How many lines of these entries include the string "times"? State the number alone.

··· Data in this exercise ···

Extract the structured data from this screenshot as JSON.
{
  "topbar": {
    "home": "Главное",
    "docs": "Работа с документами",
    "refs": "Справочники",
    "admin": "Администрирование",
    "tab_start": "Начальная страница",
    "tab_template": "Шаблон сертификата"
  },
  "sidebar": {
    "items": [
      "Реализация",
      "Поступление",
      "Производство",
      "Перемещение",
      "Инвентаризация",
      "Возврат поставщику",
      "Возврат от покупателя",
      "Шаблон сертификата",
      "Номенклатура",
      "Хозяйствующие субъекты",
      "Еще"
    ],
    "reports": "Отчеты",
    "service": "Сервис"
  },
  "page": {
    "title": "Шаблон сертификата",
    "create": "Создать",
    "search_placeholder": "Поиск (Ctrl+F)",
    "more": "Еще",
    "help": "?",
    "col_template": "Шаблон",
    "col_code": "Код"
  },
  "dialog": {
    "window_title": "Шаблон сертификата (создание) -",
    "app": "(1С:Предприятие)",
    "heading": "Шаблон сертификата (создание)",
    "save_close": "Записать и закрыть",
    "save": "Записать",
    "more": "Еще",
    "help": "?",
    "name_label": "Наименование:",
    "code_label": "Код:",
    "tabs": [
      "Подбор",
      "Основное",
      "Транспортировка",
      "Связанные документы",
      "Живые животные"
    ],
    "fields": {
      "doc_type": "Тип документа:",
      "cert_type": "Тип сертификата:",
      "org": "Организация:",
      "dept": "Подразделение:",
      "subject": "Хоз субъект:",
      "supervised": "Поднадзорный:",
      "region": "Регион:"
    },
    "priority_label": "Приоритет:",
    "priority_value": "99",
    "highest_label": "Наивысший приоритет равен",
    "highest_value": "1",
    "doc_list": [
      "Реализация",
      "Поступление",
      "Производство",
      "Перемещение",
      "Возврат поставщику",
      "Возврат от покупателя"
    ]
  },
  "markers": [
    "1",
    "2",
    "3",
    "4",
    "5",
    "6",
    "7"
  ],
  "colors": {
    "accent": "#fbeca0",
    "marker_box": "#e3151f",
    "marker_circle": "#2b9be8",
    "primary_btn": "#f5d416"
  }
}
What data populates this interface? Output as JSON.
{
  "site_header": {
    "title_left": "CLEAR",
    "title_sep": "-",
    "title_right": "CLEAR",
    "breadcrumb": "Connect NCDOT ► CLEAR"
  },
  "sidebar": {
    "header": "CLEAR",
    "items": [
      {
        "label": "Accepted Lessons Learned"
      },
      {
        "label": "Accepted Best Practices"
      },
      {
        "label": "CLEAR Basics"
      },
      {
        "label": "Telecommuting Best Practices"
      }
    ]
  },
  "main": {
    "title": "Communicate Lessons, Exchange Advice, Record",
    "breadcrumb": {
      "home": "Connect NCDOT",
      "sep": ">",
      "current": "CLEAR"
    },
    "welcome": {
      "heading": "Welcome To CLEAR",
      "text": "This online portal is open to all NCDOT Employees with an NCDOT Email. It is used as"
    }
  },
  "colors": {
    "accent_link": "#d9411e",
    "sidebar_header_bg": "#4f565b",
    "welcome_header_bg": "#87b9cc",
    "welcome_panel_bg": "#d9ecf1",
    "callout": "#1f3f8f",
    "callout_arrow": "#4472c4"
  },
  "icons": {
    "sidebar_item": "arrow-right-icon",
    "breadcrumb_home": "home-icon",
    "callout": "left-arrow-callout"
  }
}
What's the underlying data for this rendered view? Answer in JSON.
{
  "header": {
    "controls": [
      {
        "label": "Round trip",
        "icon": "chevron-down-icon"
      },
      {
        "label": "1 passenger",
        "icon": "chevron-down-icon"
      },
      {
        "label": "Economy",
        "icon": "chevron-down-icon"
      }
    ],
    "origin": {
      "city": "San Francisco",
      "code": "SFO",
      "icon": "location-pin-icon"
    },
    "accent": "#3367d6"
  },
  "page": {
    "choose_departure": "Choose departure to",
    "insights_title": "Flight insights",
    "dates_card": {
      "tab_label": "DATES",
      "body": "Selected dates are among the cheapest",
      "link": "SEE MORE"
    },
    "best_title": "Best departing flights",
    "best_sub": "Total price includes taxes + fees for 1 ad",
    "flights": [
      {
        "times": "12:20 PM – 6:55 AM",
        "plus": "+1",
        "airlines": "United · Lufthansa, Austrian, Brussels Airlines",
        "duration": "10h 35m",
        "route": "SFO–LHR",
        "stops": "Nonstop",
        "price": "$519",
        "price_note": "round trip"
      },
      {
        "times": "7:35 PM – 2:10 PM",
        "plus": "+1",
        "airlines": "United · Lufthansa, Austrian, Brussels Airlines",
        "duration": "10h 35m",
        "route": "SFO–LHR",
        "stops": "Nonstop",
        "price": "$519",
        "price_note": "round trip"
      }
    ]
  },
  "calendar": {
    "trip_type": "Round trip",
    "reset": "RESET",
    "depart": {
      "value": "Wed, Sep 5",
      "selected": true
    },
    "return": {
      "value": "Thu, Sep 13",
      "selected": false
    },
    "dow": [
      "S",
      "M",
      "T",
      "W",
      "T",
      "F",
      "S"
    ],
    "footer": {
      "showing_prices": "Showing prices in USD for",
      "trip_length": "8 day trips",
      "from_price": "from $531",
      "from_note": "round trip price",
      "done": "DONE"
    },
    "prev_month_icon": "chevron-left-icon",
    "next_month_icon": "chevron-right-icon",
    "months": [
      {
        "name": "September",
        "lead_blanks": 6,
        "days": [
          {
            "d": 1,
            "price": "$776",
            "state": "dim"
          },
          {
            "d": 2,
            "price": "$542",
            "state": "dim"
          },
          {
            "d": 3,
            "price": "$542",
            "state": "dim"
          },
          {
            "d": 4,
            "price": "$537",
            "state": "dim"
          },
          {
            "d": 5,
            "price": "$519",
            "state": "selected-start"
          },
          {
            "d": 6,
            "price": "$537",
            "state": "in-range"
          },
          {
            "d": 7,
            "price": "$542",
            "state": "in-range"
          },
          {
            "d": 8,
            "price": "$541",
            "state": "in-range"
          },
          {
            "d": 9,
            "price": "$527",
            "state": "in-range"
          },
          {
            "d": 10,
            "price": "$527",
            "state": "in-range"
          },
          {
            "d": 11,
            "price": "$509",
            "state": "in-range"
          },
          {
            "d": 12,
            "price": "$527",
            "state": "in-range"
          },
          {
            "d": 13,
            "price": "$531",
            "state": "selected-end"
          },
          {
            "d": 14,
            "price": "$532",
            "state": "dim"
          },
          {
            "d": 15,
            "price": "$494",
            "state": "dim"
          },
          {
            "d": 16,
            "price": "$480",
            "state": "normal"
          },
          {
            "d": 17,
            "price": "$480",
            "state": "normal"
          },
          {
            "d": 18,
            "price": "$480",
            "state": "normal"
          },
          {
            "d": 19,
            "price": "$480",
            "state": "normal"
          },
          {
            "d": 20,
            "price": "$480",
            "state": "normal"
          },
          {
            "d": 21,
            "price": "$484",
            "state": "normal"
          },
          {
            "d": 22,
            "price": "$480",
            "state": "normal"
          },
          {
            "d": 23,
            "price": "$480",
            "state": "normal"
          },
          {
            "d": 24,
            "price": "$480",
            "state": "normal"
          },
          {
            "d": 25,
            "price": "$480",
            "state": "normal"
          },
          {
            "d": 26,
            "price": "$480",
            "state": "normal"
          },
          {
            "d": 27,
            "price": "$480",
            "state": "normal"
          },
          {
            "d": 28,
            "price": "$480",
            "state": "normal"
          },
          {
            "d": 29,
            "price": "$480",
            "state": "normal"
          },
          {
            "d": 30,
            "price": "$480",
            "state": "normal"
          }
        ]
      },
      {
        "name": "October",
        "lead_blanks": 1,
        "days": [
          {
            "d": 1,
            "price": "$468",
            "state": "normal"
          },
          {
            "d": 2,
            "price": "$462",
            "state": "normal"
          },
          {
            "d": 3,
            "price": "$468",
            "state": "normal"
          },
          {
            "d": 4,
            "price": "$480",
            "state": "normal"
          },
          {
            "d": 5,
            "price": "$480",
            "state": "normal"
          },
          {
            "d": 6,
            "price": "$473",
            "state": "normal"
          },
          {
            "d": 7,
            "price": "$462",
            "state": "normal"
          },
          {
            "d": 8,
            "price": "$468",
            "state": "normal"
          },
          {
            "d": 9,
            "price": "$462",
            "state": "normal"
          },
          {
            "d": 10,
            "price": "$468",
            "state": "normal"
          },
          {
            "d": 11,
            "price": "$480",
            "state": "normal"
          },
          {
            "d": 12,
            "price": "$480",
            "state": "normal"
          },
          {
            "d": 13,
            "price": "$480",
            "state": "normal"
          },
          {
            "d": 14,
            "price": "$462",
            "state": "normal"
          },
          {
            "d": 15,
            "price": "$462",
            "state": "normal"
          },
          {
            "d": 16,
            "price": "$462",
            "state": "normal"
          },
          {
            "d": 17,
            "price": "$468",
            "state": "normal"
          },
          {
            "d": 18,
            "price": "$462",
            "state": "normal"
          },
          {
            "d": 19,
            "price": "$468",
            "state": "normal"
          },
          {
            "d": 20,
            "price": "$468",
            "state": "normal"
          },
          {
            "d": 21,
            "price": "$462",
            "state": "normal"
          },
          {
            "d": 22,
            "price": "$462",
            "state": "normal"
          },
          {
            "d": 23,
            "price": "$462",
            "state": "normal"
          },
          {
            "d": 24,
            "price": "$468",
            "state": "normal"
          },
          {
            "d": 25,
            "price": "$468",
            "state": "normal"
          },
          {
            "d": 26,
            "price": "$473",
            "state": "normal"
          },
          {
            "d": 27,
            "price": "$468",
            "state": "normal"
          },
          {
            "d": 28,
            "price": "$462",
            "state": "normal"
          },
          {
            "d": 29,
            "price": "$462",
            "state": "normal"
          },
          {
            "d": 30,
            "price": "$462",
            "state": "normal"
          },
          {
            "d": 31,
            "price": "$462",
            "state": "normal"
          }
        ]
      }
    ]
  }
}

···

### Result below:
2